▶ YOUR GOAL: Copy out the lines that have "image" in them.

▶ RECORDS SUPPLIED:
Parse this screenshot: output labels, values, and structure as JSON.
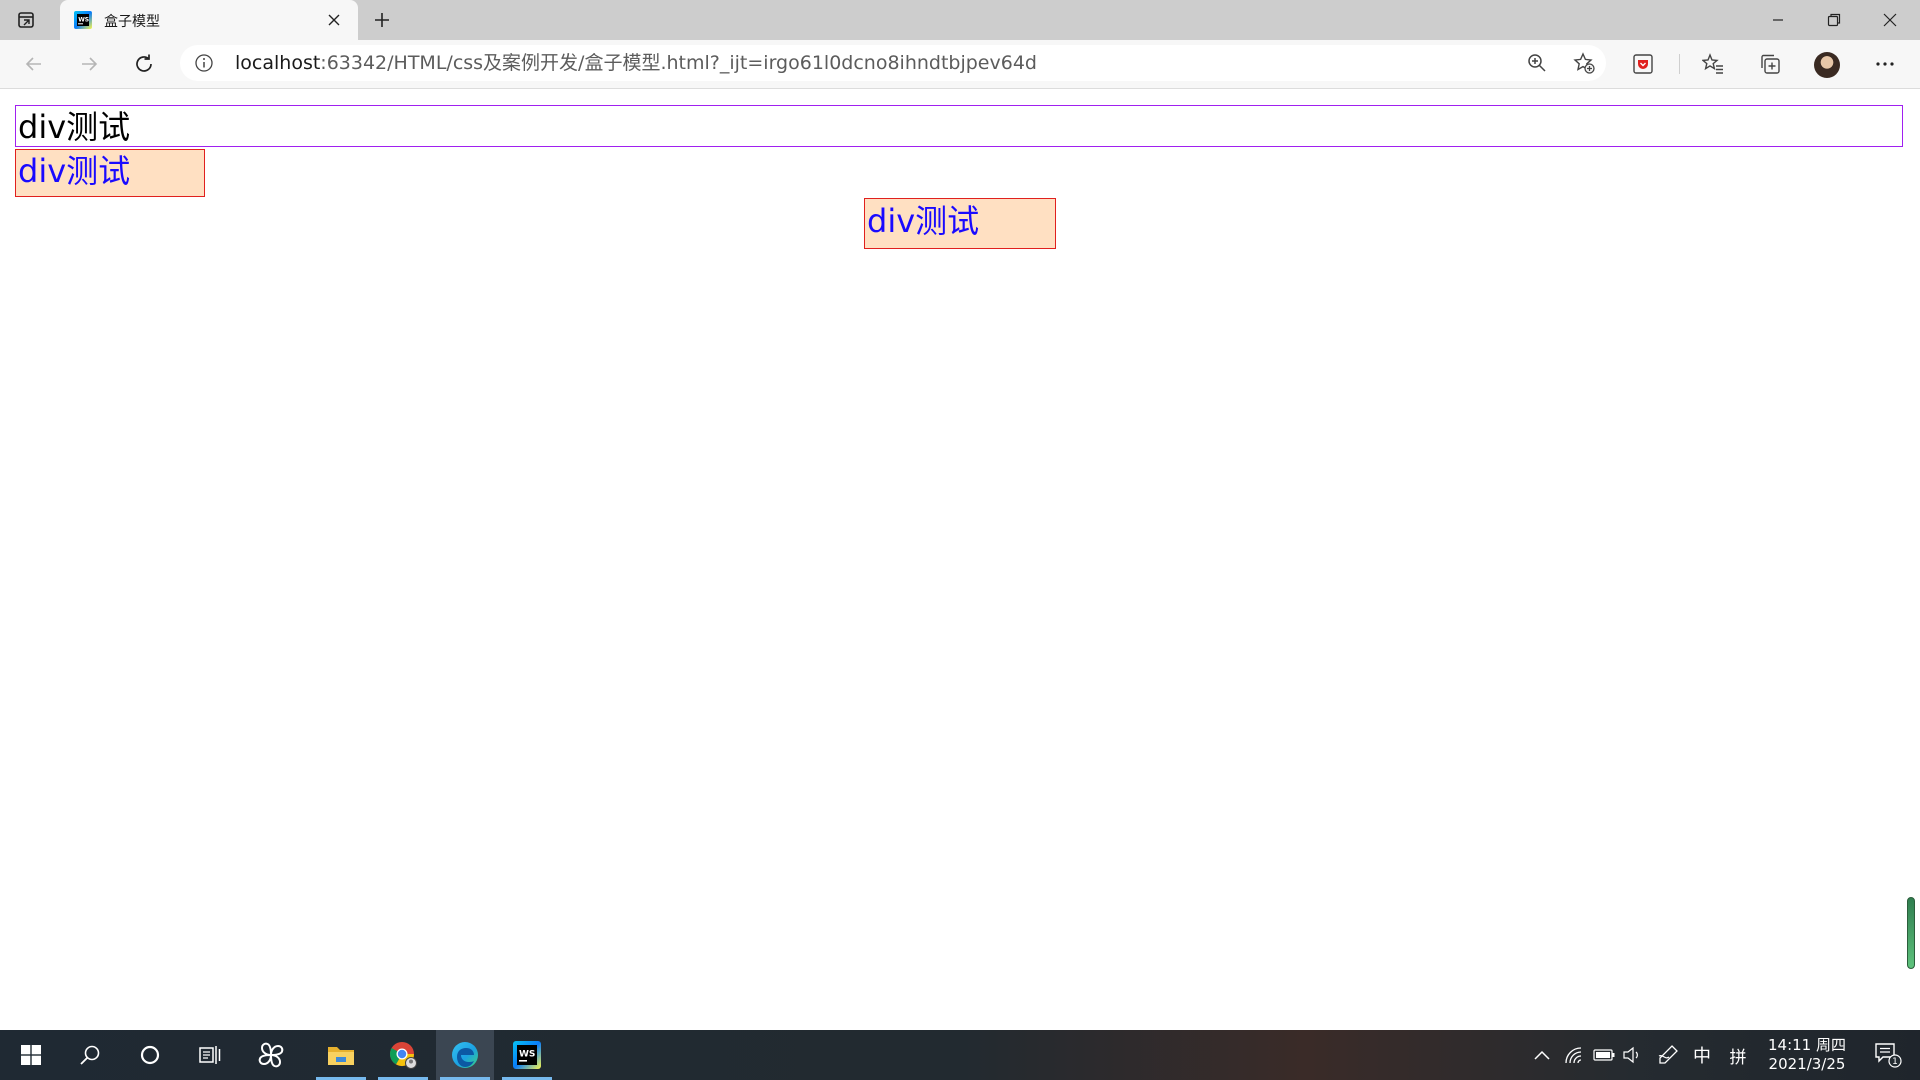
{
  "browser": {
    "tab": {
      "title": "盒子模型"
    },
    "address": {
      "host": "localhost",
      "rest": ":63342/HTML/css及案例开发/盒子模型.html?_ijt=irgo61l0dcno8ihndtbjpev64d"
    }
  },
  "page": {
    "box1": {
      "text": "div测试"
    },
    "box2": {
      "text": "div测试"
    },
    "box3": {
      "text": "div测试"
    }
  },
  "taskbar": {
    "tray": {
      "ime_lang": "中",
      "ime_mode": "拼"
    },
    "clock": {
      "time": "14:11 周四",
      "date": "2021/3/25"
    },
    "notifications": {
      "count": "1"
    }
  },
  "colors": {
    "box1_border": "#a020f0",
    "box_border": "#e0201e",
    "box_bg": "#ffe0c2",
    "box_text": "#1a0aff",
    "taskbar_accent": "#76b9ed"
  },
  "icons": [
    "tab-actions-icon",
    "webstorm-favicon-icon",
    "close-icon",
    "plus-icon",
    "minimize-icon",
    "restore-icon",
    "back-arrow-icon",
    "forward-arrow-icon",
    "refresh-icon",
    "info-icon",
    "zoom-icon",
    "add-favorite-icon",
    "extension-icon",
    "favorites-icon",
    "collections-icon",
    "more-icon",
    "windows-start-icon",
    "search-icon",
    "cortana-icon",
    "task-view-icon",
    "file-explorer-icon",
    "chrome-icon",
    "edge-icon",
    "webstorm-icon",
    "chevron-up-icon",
    "wifi-icon",
    "battery-icon",
    "volume-icon",
    "pen-icon",
    "notification-icon"
  ]
}
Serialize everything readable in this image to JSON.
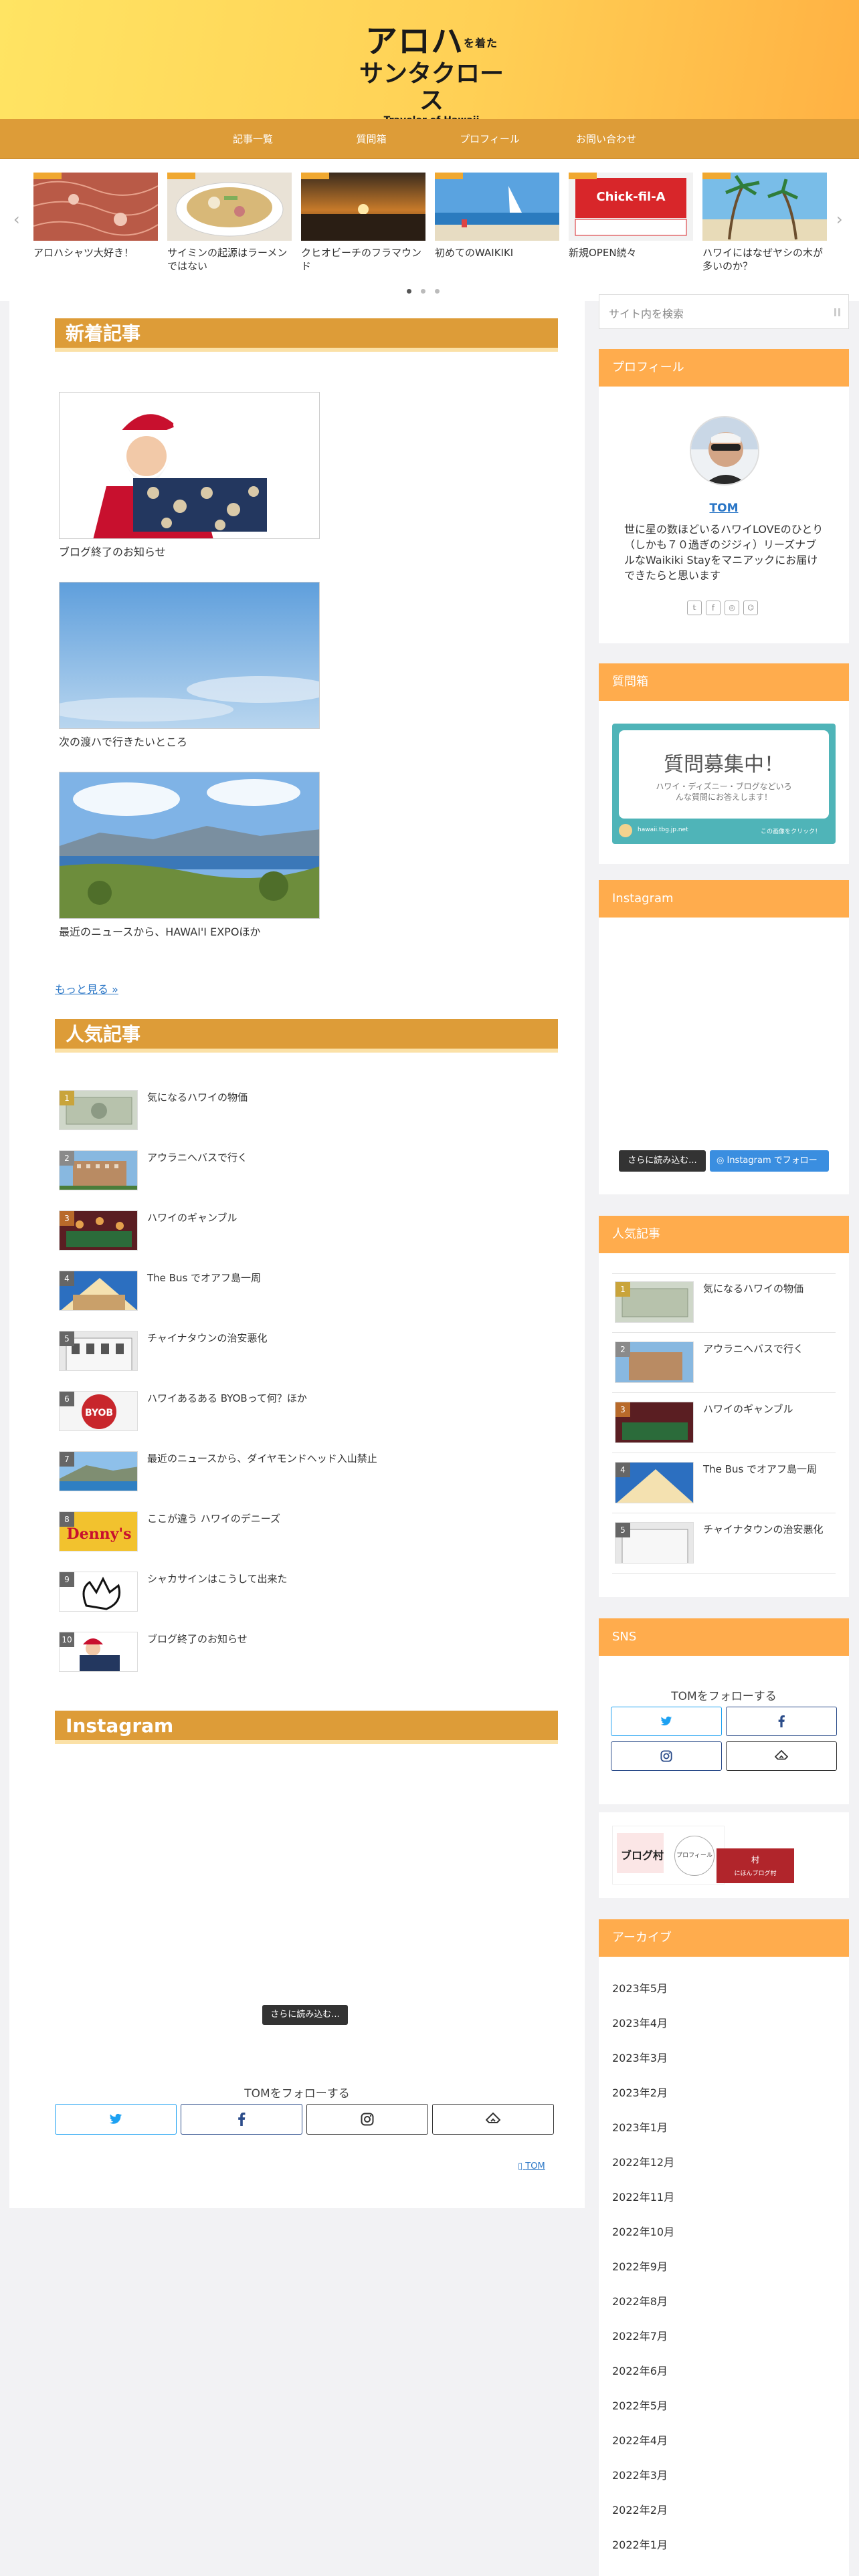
{
  "site": {
    "logo_line1": "アロハ",
    "logo_small": "を着た",
    "logo_line2": "サンタクロース",
    "logo_line3": "Traveler of Hawaii"
  },
  "nav": [
    "記事一覧",
    "質問箱",
    "プロフィール",
    "お問い合わせ"
  ],
  "carousel": [
    "アロハシャツ大好き！",
    "サイミンの起源はラーメンではない",
    "クヒオビーチのフラマウンド",
    "初めてのWAIKIKI",
    "新規OPEN続々",
    "ハワイにはなぜヤシの木が多いのか？"
  ],
  "main": {
    "new_heading": "新着記事",
    "new_posts": [
      "ブログ終了のお知らせ",
      "次の渡ハで行きたいところ",
      "最近のニュースから、HAWAI'I EXPOほか"
    ],
    "more": "もっと見る »",
    "popular_heading": "人気記事",
    "popular": [
      "気になるハワイの物価",
      "アウラニへバスで行く",
      "ハワイのギャンブル",
      "The Bus でオアフ島一周",
      "チャイナタウンの治安悪化",
      "ハワイあるある BYOBって何？ほか",
      "最近のニュースから、ダイヤモンドヘッド入山禁止",
      "ここが違う ハワイのデニーズ",
      "シャカサインはこうして出来た",
      "ブログ終了のお知らせ"
    ],
    "ranks": [
      "1",
      "2",
      "3",
      "4",
      "5",
      "6",
      "7",
      "8",
      "9",
      "10"
    ],
    "instagram_heading": "Instagram",
    "instagram_more": "さらに読み込む...",
    "follow_text": "TOMをフォローする",
    "author": "TOM"
  },
  "sidebar": {
    "search_placeholder": "サイト内を検索",
    "profile_heading": "プロフィール",
    "profile_name": "TOM",
    "profile_bio": "世に星の数ほどいるハワイLOVEのひとり（しかも７０過ぎのジジィ）リーズナブルなWaikiki Stayをマニアックにお届けできたらと思います",
    "question_heading": "質問箱",
    "question_title": "質問募集中！",
    "question_sub": "ハワイ・ディズニー・ブログなどいろんな質問にお答えします！",
    "question_foot_left": "hawaii.tbg.jp.net",
    "question_foot_right": "この画像をクリック！",
    "instagram_heading": "Instagram",
    "instagram_more": "さらに読み込む...",
    "instagram_follow": "Instagram でフォロー",
    "popular_heading": "人気記事",
    "popular": [
      "気になるハワイの物価",
      "アウラニへバスで行く",
      "ハワイのギャンブル",
      "The Bus でオアフ島一周",
      "チャイナタウンの治安悪化"
    ],
    "sns_heading": "SNS",
    "sns_follow": "TOMをフォローする",
    "blogmura_label": "ブログ村",
    "blogmura_label2": "プロフィール",
    "blogmura_badge": "にほんブログ村",
    "archive_heading": "アーカイブ",
    "archives": [
      "2023年5月",
      "2023年4月",
      "2023年3月",
      "2023年2月",
      "2023年1月",
      "2022年12月",
      "2022年11月",
      "2022年10月",
      "2022年9月",
      "2022年8月",
      "2022年7月",
      "2022年6月",
      "2022年5月",
      "2022年4月",
      "2022年3月",
      "2022年2月",
      "2022年1月"
    ]
  },
  "colors": {
    "header_gradient_start": "#ffe463",
    "header_gradient_end": "#ffb143",
    "nav": "#dd9c38",
    "sidebar_heading": "#ffac4d",
    "link": "#2a76c6"
  }
}
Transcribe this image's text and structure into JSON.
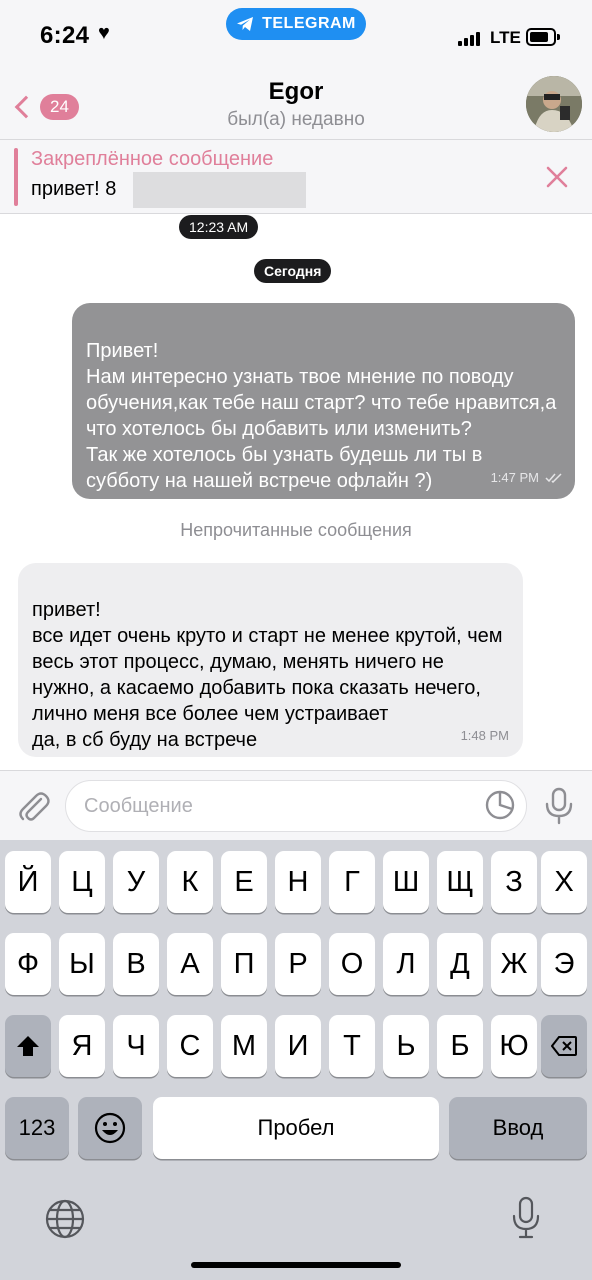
{
  "status_bar": {
    "time": "6:24",
    "heart": "♥",
    "telegram_pill": "TELEGRAM",
    "network": "LTE"
  },
  "header": {
    "back_count": "24",
    "contact_name": "Egor",
    "contact_status": "был(а) недавно"
  },
  "pinned": {
    "title": "Закреплённое сообщение",
    "text": "привет! 8"
  },
  "chat": {
    "date_pills": [
      "12:23 AM",
      "Сегодня"
    ],
    "outgoing": {
      "text": "Привет!\nНам интересно узнать твое мнение по поводу обучения,как тебе наш старт? что тебе нравится,а что хотелось бы добавить или изменить?\nТак же хотелось бы узнать будешь ли ты в субботу на нашей встрече офлайн ?)",
      "time": "1:47 PM"
    },
    "unread_label": "Непрочитанные сообщения",
    "incoming": {
      "text": "привет!\nвсе идет очень круто и старт не менее крутой, чем весь этот процесс, думаю, менять ничего не нужно, а касаемо добавить пока сказать нечего, лично меня все более чем устраивает\nда, в сб буду на встрече",
      "time": "1:48 PM"
    }
  },
  "input": {
    "placeholder": "Сообщение"
  },
  "keyboard": {
    "row1": [
      "Й",
      "Ц",
      "У",
      "К",
      "Е",
      "Н",
      "Г",
      "Ш",
      "Щ",
      "З",
      "Х"
    ],
    "row2": [
      "Ф",
      "Ы",
      "В",
      "А",
      "П",
      "Р",
      "О",
      "Л",
      "Д",
      "Ж",
      "Э"
    ],
    "row3": [
      "Я",
      "Ч",
      "С",
      "М",
      "И",
      "Т",
      "Ь",
      "Б",
      "Ю"
    ],
    "numbers_key": "123",
    "space_key": "Пробел",
    "return_key": "Ввод"
  },
  "colors": {
    "accent": "#e07f9a",
    "telegram_blue": "#1f8ff2",
    "outgoing_bubble": "#939395",
    "incoming_bubble": "#eeeef0"
  }
}
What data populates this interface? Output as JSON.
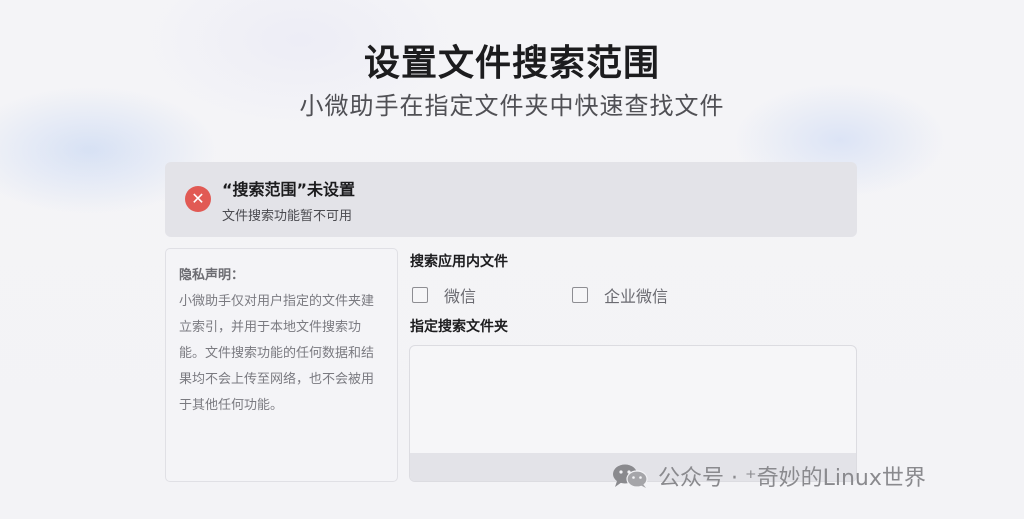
{
  "header": {
    "title": "设置文件搜索范围",
    "subtitle": "小微助手在指定文件夹中快速查找文件"
  },
  "alert": {
    "icon": "error-x-icon",
    "icon_glyph": "✕",
    "icon_color": "#e15a54",
    "title": "“搜索范围”未设置",
    "description": "文件搜索功能暂不可用"
  },
  "privacy": {
    "title": "隐私声明：",
    "body": "小微助手仅对用户指定的文件夹建立索引，并用于本地文件搜索功能。文件搜索功能的任何数据和结果均不会上传至网络，也不会被用于其他任何功能。"
  },
  "search_apps": {
    "label": "搜索应用内文件",
    "options": [
      {
        "label": "微信",
        "checked": false
      },
      {
        "label": "企业微信",
        "checked": false
      }
    ]
  },
  "folders": {
    "label": "指定搜索文件夹"
  },
  "watermark": {
    "icon": "wechat-icon",
    "text": "公众号 · ⁺奇妙的Linux世界"
  }
}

▶ TASK SOLUTION:
Serialize everything readable in this image to JSON.
Transcribe this image's text and structure into JSON.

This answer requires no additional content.